REQUIRED WORK: Repeat the material verbatim and drop the pictures.

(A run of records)

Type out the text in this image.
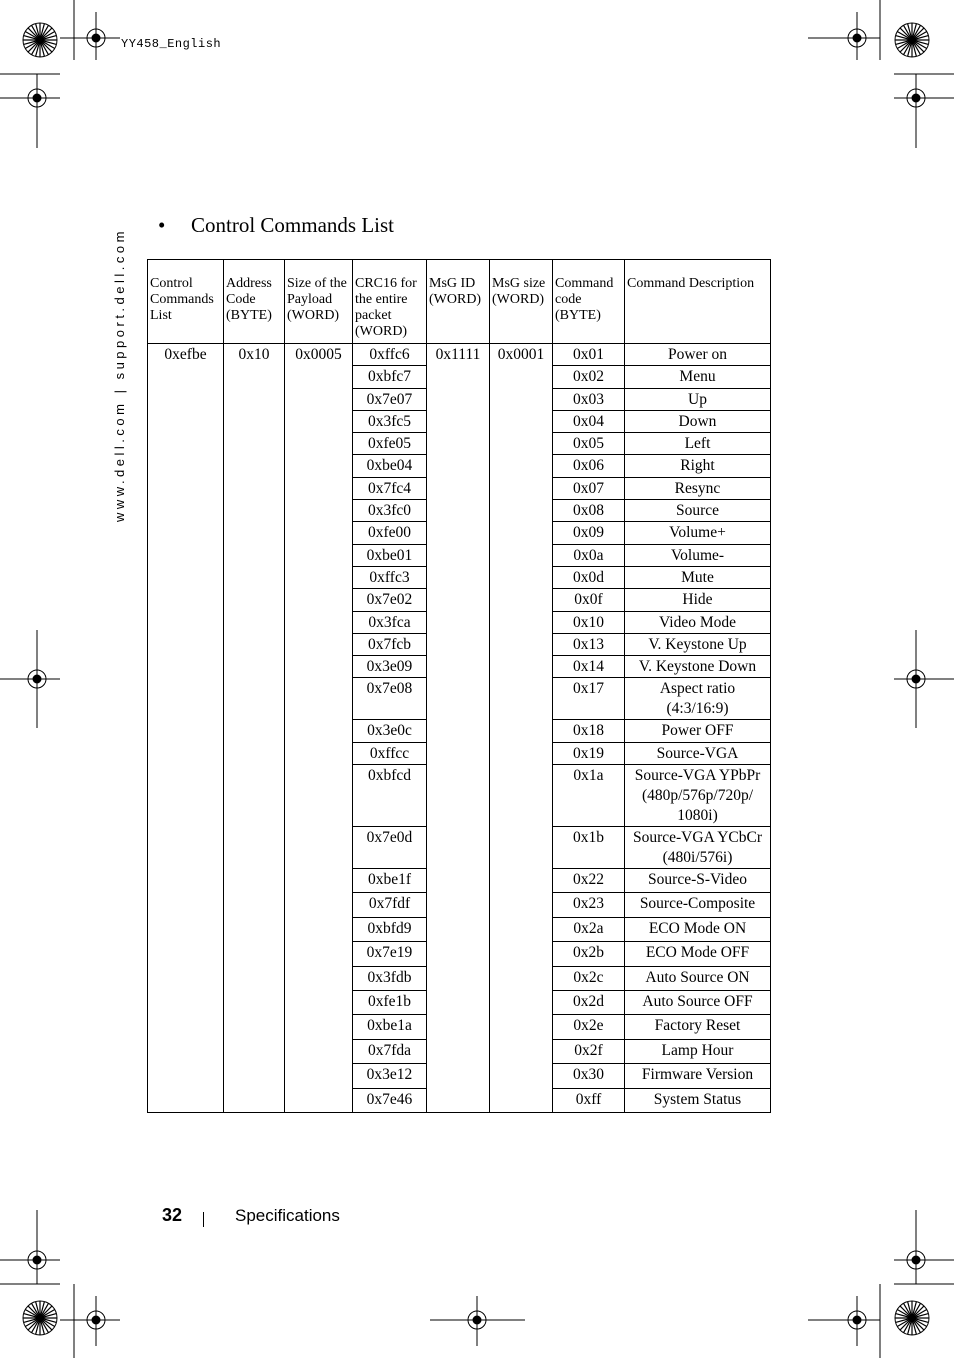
YY458_English
www.dell.com | support.dell.com
• Control Commands List
Control Commands List	Address Code (BYTE)	Size of the Payload (WORD)	CRC16 for the entire packet (WORD)	MsG ID (WORD)	MsG size (WORD)	Command code (BYTE)	Command Description
0xefbe	0x10	0x0005	0xffc6	0x1111	0x0001	0x01	Power on
			0xbfc7			0x02	Menu
			0x7e07			0x03	Up
			0x3fc5			0x04	Down
			0xfe05			0x05	Left
			0xbe04			0x06	Right
			0x7fc4			0x07	Resync
			0x3fc0			0x08	Source
			0xfe00			0x09	Volume+
			0xbe01			0x0a	Volume-
			0xffc3			0x0d	Mute
			0x7e02			0x0f	Hide
			0x3fca			0x10	Video Mode
			0x7fcb			0x13	V. Keystone Up
			0x3e09			0x14	V. Keystone Down
			0x7e08			0x17	Aspect ratio (4:3/16:9)
			0x3e0c			0x18	Power OFF
			0xffcc			0x19	Source-VGA
			0xbfcd			0x1a	Source-VGA YPbPr (480p/576p/720p/ 1080i)
			0x7e0d			0x1b	Source-VGA YCbCr (480i/576i)
			0xbe1f			0x22	Source-S-Video
			0x7fdf			0x23	Source-Composite
			0xbfd9			0x2a	ECO Mode ON
			0x7e19			0x2b	ECO Mode OFF
			0x3fdb			0x2c	Auto Source ON
			0xfe1b			0x2d	Auto Source OFF
			0xbe1a			0x2e	Factory Reset
			0x7fda			0x2f	Lamp Hour
			0x3e12			0x30	Firmware Version
			0x7e46			0xff	System Status
32	Specifications
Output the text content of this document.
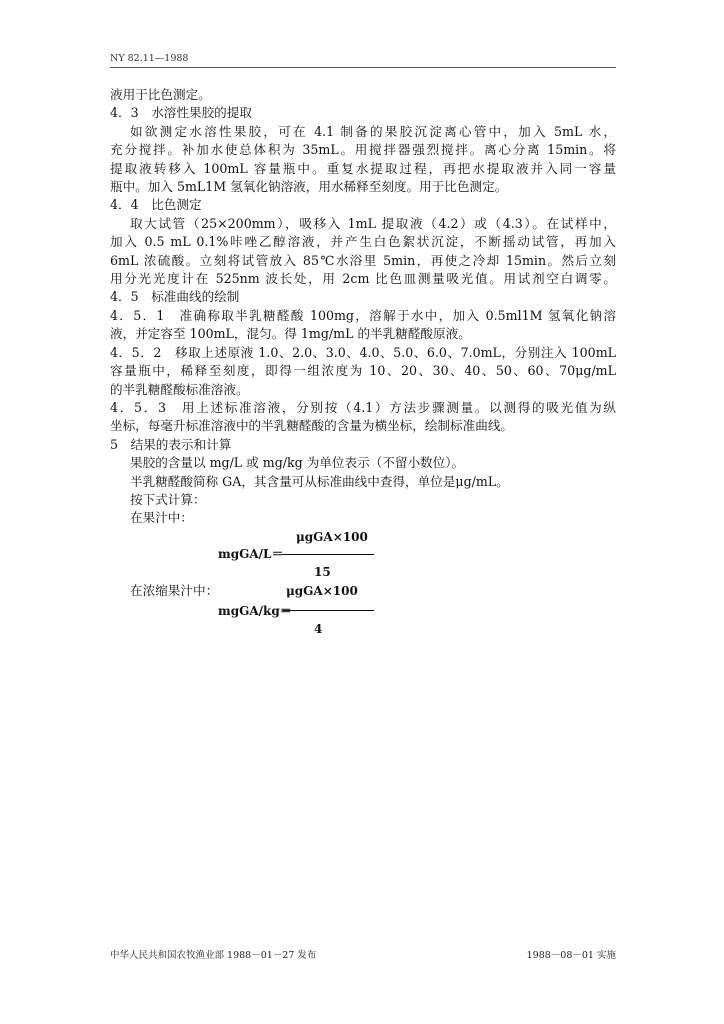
NY 82.11—1988
液用于比色测定。
4．3　水溶性果胶的提取
如欲测定水溶性果胶，可在 4.1 制备的果胶沉淀离心管中，加入 5mL 水，
充分搅拌。补加水使总体积为 35mL。用搅拌器强烈搅拌。离心分离 15min。将
提取液转移入 100mL 容量瓶中。重复水提取过程，再把水提取液并入同一容量
瓶中。加入 5mL1M 氢氧化钠溶液，用水稀释至刻度。用于比色测定。
4．4　比色测定
取大试管（25×200mm），吸移入 1mL 提取液（4.2）或（4.3）。在试样中，
加入 0.5 mL 0.1%咔唑乙醇溶液，并产生白色絮状沉淀，不断摇动试管，再加入
6mL 浓硫酸。立刻将试管放入 85℃水浴里 5min，再使之冷却 15min。然后立刻
用分光光度计在 525nm 波长处，用 2cm 比色皿测量吸光值。用试剂空白调零。
4．5　标准曲线的绘制
4．5．1　准确称取半乳糖醛酸 100mg，溶解于水中，加入 0.5ml1M 氢氧化钠溶
液，并定容至 100mL，混匀。得 1mg/mL 的半乳糖醛酸原液。
4．5．2　移取上述原液 1.0、2.0、3.0、4.0、5.0、6.0、7.0mL，分别注入 100mL
容量瓶中，稀释至刻度，即得一组浓度为 10、20、30、40、50、60、70μg/mL
的半乳糖醛酸标准溶液。
4．5．3　用上述标准溶液，分别按（4.1）方法步骤测量。以测得的吸光值为纵
坐标，每毫升标准溶液中的半乳糖醛酸的含量为横坐标，绘制标准曲线。
5　结果的表示和计算
果胶的含量以 mg/L 或 mg/kg 为单位表示（不留小数位）。
半乳糖醛酸简称 GA，其含量可从标准曲线中查得，单位是μg/mL。
按下式计算：
在果汁中：
μgGA×100
mgGA/L＝
15
在浓缩果汁中：	μgGA×100
mgGA/kg＝
4
中华人民共和国农牧渔业部 1988－01－27 发布	1988－08－01 实施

COMPLETE OUTPUT:
Type out the text in this image.
YY458_English
www.dell.com | support.dell.com
• Control Commands List
Control Commands List	Address Code (BYTE)	Size of the Payload (WORD)	CRC16 for the entire packet (WORD)	MsG ID (WORD)	MsG size (WORD)	Command code (BYTE)	Command Description
0xefbe	0x10	0x0005	0xffc6	0x1111	0x0001	0x01	Power on
			0xbfc7			0x02	Menu
			0x7e07			0x03	Up
			0x3fc5			0x04	Down
			0xfe05			0x05	Left
			0xbe04			0x06	Right
			0x7fc4			0x07	Resync
			0x3fc0			0x08	Source
			0xfe00			0x09	Volume+
			0xbe01			0x0a	Volume-
			0xffc3			0x0d	Mute
			0x7e02			0x0f	Hide
			0x3fca			0x10	Video Mode
			0x7fcb			0x13	V. Keystone Up
			0x3e09			0x14	V. Keystone Down
			0x7e08			0x17	Aspect ratio (4:3/16:9)
			0x3e0c			0x18	Power OFF
			0xffcc			0x19	Source-VGA
			0xbfcd			0x1a	Source-VGA YPbPr (480p/576p/720p/ 1080i)
			0x7e0d			0x1b	Source-VGA YCbCr (480i/576i)
			0xbe1f			0x22	Source-S-Video
			0x7fdf			0x23	Source-Composite
			0xbfd9			0x2a	ECO Mode ON
			0x7e19			0x2b	ECO Mode OFF
			0x3fdb			0x2c	Auto Source ON
			0xfe1b			0x2d	Auto Source OFF
			0xbe1a			0x2e	Factory Reset
			0x7fda			0x2f	Lamp Hour
			0x3e12			0x30	Firmware Version
			0x7e46			0xff	System Status
32	Specifications
Output the text content of this document.
NY 82.11—1988
液用于比色测定。
4．3　水溶性果胶的提取
如欲测定水溶性果胶，可在 4.1 制备的果胶沉淀离心管中，加入 5mL 水，
充分搅拌。补加水使总体积为 35mL。用搅拌器强烈搅拌。离心分离 15min。将
提取液转移入 100mL 容量瓶中。重复水提取过程，再把水提取液并入同一容量
瓶中。加入 5mL1M 氢氧化钠溶液，用水稀释至刻度。用于比色测定。
4．4　比色测定
取大试管（25×200mm），吸移入 1mL 提取液（4.2）或（4.3）。在试样中，
加入 0.5 mL 0.1%咔唑乙醇溶液，并产生白色絮状沉淀，不断摇动试管，再加入
6mL 浓硫酸。立刻将试管放入 85℃水浴里 5min，再使之冷却 15min。然后立刻
用分光光度计在 525nm 波长处，用 2cm 比色皿测量吸光值。用试剂空白调零。
4．5　标准曲线的绘制
4．5．1　准确称取半乳糖醛酸 100mg，溶解于水中，加入 0.5ml1M 氢氧化钠溶
液，并定容至 100mL，混匀。得 1mg/mL 的半乳糖醛酸原液。
4．5．2　移取上述原液 1.0、2.0、3.0、4.0、5.0、6.0、7.0mL，分别注入 100mL
容量瓶中，稀释至刻度，即得一组浓度为 10、20、30、40、50、60、70μg/mL
的半乳糖醛酸标准溶液。
4．5．3　用上述标准溶液，分别按（4.1）方法步骤测量。以测得的吸光值为纵
坐标，每毫升标准溶液中的半乳糖醛酸的含量为横坐标，绘制标准曲线。
5　结果的表示和计算
果胶的含量以 mg/L 或 mg/kg 为单位表示（不留小数位）。
半乳糖醛酸简称 GA，其含量可从标准曲线中查得，单位是μg/mL。
按下式计算：
在果汁中：
μgGA×100
mgGA/L＝
15
在浓缩果汁中：	μgGA×100
mgGA/kg＝
4
中华人民共和国农牧渔业部 1988－01－27 发布	1988－08－01 实施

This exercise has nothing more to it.